■ **TASK TO COMPLETE**: Exactly as they appear, copy the lines of the listing from the one containing "Output a JSON" through the final line, both included, and nothing else.

■ **SOURCE MATERIAL**:
%%

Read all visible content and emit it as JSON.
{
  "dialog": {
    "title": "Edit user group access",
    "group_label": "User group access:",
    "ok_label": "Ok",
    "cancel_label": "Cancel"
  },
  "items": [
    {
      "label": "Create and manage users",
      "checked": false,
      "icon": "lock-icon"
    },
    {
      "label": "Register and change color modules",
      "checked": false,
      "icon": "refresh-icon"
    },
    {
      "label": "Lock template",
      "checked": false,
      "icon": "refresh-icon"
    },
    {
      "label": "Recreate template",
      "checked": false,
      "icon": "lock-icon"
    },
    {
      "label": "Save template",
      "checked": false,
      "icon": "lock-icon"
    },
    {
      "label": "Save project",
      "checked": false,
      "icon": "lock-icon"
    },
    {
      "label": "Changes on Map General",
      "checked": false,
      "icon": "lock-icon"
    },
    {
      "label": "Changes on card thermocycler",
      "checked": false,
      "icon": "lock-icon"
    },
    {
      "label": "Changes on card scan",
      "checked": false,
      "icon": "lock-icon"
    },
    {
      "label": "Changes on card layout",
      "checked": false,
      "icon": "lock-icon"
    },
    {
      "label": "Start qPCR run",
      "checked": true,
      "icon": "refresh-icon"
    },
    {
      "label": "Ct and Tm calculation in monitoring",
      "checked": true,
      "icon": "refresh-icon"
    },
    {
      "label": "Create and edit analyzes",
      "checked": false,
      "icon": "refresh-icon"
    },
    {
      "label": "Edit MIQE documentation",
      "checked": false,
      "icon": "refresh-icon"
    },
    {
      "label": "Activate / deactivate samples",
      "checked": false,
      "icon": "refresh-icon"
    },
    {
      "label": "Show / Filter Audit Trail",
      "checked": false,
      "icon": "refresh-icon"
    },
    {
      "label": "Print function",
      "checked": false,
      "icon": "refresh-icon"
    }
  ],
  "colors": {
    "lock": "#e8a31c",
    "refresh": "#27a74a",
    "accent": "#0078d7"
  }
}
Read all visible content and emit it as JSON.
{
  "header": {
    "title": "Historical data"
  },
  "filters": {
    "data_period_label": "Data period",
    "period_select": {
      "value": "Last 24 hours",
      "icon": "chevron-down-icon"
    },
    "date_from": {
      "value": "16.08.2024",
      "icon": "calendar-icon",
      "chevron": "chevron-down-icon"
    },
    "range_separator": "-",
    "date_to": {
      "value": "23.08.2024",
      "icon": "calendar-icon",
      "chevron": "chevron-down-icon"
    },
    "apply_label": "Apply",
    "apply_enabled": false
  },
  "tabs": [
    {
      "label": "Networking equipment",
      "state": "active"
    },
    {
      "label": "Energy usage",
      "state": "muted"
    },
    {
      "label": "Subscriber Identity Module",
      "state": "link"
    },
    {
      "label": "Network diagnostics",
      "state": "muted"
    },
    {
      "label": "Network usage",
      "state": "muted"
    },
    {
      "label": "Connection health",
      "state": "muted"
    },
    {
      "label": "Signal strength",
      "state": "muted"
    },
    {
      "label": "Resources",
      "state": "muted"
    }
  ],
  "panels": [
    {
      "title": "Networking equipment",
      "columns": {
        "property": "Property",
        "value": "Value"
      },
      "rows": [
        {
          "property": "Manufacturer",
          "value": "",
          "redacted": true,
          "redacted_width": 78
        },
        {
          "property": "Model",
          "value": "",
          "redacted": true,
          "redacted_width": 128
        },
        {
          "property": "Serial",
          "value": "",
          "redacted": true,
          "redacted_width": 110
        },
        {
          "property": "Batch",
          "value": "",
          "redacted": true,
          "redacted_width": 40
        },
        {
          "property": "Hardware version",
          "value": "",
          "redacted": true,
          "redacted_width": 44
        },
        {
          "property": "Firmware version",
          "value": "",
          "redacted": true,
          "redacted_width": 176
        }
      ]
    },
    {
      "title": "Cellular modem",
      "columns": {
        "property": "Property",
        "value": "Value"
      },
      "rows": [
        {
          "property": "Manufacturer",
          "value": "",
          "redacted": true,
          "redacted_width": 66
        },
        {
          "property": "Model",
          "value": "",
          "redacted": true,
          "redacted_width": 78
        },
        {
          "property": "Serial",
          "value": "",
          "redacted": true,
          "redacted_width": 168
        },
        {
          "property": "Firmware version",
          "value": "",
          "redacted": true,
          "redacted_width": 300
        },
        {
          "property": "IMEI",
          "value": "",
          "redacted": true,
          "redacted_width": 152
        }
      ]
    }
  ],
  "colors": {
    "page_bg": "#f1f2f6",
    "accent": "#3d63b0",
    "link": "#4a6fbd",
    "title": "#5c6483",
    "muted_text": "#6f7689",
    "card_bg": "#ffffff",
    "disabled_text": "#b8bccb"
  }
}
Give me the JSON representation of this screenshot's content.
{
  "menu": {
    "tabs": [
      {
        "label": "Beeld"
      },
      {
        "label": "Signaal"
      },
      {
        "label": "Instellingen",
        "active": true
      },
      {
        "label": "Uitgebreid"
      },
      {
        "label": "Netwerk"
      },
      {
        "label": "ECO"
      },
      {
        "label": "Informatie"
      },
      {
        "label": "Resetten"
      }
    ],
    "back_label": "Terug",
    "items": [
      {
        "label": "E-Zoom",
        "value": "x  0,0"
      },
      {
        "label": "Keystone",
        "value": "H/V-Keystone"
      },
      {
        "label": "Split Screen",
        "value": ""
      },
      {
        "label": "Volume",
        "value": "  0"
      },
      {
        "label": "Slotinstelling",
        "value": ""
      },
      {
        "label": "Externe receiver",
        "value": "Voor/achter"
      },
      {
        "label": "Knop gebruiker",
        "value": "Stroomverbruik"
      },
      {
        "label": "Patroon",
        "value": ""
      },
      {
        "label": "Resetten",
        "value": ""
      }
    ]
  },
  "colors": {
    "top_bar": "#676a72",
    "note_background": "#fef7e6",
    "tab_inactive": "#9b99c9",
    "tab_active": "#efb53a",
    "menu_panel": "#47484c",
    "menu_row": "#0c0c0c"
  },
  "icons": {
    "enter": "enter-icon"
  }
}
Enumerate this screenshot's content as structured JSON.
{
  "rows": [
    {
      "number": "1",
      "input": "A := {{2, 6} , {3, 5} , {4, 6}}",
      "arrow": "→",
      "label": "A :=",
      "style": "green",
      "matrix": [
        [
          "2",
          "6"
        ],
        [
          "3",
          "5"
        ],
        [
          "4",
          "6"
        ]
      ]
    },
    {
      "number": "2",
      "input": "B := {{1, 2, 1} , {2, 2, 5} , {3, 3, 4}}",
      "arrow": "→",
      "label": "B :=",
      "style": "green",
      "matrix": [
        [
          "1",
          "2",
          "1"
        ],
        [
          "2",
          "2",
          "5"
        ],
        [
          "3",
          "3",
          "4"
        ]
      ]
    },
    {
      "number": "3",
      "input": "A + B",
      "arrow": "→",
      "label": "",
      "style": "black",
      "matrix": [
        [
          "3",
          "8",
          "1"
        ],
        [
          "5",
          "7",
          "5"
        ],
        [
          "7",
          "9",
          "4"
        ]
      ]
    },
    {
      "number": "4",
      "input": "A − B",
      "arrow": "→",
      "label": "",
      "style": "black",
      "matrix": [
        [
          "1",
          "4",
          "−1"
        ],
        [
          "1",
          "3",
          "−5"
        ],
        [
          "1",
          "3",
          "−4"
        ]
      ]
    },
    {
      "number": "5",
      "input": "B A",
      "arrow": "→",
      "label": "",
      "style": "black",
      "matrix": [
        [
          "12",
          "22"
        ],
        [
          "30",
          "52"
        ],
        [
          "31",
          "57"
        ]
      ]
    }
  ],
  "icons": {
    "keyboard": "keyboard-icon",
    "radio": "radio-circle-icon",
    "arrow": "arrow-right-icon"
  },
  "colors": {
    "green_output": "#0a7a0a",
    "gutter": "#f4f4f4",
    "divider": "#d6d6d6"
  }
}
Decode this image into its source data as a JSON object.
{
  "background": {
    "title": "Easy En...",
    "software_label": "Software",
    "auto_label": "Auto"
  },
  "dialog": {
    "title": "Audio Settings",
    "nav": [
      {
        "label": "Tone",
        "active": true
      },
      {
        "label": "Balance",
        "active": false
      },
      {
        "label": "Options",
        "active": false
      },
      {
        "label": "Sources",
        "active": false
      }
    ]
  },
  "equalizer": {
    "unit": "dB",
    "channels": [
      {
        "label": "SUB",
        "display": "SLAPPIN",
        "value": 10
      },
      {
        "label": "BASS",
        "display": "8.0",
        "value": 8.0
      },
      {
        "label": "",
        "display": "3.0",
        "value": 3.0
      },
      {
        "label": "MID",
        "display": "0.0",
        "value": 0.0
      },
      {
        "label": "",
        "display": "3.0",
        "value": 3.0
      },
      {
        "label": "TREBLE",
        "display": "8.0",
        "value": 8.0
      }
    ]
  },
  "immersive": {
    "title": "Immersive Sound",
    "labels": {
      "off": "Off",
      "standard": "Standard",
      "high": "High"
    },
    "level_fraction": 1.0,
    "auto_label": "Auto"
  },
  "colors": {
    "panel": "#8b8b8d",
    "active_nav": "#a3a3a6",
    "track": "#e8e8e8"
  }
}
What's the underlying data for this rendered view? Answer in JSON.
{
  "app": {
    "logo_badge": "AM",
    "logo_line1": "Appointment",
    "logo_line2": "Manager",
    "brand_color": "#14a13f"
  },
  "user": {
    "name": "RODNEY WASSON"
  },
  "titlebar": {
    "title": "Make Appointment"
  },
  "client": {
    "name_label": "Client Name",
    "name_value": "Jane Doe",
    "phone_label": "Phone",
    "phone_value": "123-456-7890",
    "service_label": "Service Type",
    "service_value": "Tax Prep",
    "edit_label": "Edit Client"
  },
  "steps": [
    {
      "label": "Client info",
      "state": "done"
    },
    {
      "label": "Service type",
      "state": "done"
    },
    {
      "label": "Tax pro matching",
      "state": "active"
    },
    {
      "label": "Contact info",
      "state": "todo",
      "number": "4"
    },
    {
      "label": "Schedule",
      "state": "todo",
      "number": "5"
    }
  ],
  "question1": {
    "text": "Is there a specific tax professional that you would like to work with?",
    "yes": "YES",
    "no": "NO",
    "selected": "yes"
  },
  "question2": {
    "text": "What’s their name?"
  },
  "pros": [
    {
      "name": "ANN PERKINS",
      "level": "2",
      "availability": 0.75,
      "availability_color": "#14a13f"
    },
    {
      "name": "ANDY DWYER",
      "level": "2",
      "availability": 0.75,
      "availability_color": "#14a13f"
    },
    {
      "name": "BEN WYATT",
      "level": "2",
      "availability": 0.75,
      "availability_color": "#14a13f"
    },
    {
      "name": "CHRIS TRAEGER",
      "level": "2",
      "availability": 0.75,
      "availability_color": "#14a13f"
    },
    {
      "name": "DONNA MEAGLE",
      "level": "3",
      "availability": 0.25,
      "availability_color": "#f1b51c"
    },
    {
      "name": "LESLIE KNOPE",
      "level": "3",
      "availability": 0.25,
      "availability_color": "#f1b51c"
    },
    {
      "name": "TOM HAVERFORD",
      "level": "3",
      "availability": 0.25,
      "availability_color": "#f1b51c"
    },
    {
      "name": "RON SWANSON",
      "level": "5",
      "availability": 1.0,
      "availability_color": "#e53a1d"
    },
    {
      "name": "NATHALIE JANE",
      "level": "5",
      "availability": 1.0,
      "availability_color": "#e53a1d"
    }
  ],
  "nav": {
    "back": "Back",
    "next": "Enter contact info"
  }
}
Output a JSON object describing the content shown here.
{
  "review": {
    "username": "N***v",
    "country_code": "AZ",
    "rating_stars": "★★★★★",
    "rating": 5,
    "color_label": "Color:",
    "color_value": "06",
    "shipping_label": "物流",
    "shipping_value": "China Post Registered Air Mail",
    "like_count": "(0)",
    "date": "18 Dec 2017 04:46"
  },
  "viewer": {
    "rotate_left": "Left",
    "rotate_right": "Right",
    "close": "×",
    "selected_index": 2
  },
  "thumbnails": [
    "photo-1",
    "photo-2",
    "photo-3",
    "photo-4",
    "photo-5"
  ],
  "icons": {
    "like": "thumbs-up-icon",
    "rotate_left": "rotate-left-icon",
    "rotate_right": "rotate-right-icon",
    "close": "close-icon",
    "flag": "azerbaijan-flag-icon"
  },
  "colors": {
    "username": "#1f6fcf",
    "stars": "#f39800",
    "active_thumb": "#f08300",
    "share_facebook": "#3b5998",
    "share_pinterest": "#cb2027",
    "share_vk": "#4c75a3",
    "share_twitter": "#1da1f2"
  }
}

%%

■ **EXERCISE OUTPUT**:
Output a JSON object describing the content shown here.
{
  "review": {
    "username": "N***v",
    "country_code": "AZ",
    "rating_stars": "★★★★★",
    "rating": 5,
    "color_label": "Color:",
    "color_value": "06",
    "shipping_label": "物流",
    "shipping_value": "China Post Registered Air Mail",
    "like_count": "(0)",
    "date": "18 Dec 2017 04:46"
  },
  "viewer": {
    "rotate_left": "Left",
    "rotate_right": "Right",
    "close": "×",
    "selected_index": 2
  },
  "thumbnails": [
    "photo-1",
    "photo-2",
    "photo-3",
    "photo-4",
    "photo-5"
  ],
  "icons": {
    "like": "thumbs-up-icon",
    "rotate_left": "rotate-left-icon",
    "rotate_right": "rotate-right-icon",
    "close": "close-icon",
    "flag": "azerbaijan-flag-icon"
  },
  "colors": {
    "username": "#1f6fcf",
    "stars": "#f39800",
    "active_thumb": "#f08300",
    "share_facebook": "#3b5998",
    "share_pinterest": "#cb2027",
    "share_vk": "#4c75a3",
    "share_twitter": "#1da1f2"
  }
}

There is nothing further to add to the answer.